DO THIS>
Pick out each line with the word "Oprava" from the material that follows.

— BEGIN SUPPLIED MATERIAL —

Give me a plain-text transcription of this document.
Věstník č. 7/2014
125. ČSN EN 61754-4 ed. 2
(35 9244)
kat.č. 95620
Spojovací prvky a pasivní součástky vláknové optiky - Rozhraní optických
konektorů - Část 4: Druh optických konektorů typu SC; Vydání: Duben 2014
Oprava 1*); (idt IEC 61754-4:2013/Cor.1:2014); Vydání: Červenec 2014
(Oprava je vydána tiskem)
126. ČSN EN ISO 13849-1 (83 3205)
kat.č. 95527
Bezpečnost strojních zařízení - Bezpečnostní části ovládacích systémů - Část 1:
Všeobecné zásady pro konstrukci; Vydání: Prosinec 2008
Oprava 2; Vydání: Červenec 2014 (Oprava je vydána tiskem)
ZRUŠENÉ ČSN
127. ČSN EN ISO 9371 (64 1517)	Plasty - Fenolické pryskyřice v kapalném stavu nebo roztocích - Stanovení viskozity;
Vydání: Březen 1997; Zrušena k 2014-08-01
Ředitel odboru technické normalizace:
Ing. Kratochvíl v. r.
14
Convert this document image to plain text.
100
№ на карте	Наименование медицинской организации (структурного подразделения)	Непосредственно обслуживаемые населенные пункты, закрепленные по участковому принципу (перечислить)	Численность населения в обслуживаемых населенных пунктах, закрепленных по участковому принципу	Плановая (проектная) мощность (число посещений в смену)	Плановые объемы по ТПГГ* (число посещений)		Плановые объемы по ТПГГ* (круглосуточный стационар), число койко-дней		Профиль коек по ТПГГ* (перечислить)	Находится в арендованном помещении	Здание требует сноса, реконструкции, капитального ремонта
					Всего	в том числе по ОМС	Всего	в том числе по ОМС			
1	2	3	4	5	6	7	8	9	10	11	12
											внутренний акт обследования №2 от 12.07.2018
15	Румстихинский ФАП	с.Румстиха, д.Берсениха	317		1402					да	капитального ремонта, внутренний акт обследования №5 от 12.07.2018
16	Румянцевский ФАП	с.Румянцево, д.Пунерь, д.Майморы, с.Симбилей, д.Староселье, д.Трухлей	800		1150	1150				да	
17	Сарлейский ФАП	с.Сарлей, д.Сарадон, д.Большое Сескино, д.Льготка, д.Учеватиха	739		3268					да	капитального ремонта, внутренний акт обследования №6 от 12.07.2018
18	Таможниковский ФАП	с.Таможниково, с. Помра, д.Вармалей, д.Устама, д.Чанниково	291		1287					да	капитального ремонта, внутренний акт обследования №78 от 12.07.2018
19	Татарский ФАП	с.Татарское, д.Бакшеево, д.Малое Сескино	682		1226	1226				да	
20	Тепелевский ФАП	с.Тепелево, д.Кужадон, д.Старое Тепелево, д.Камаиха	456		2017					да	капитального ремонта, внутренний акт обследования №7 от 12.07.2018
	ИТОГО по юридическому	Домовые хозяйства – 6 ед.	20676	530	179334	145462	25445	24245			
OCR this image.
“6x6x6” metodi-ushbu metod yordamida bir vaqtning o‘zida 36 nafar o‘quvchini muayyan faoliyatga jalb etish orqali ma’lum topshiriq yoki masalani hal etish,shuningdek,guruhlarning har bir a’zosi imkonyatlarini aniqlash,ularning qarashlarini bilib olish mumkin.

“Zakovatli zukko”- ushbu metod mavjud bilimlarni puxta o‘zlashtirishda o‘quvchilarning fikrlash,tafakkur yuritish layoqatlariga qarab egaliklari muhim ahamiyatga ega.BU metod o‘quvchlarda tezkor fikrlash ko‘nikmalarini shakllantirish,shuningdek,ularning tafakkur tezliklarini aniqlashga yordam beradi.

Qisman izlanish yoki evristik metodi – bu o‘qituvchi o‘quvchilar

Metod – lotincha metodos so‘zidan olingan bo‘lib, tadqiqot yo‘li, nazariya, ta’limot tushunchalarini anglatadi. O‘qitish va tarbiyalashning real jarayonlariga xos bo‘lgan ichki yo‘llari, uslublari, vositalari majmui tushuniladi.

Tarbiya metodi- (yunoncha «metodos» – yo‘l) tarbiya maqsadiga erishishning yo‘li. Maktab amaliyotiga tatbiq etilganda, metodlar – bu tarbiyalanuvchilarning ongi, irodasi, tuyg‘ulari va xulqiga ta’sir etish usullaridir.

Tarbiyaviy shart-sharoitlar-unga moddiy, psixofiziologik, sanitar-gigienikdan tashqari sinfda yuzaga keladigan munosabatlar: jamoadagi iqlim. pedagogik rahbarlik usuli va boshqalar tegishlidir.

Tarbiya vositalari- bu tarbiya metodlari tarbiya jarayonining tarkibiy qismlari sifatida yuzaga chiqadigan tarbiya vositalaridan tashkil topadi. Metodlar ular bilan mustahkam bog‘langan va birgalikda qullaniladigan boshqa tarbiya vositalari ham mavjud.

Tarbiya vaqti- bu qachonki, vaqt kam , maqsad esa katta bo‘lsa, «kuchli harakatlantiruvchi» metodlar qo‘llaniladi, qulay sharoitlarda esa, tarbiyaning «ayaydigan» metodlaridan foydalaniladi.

— END SUPPLIED MATERIAL —

TASK ANSWER>
Oprava 1*); (idt IEC 61754-4:2013/Cor.1:2014); Vydání: Červenec 2014
(Oprava je vydána tiskem)
Oprava 2; Vydání: Červenec 2014 (Oprava je vydána tiskem)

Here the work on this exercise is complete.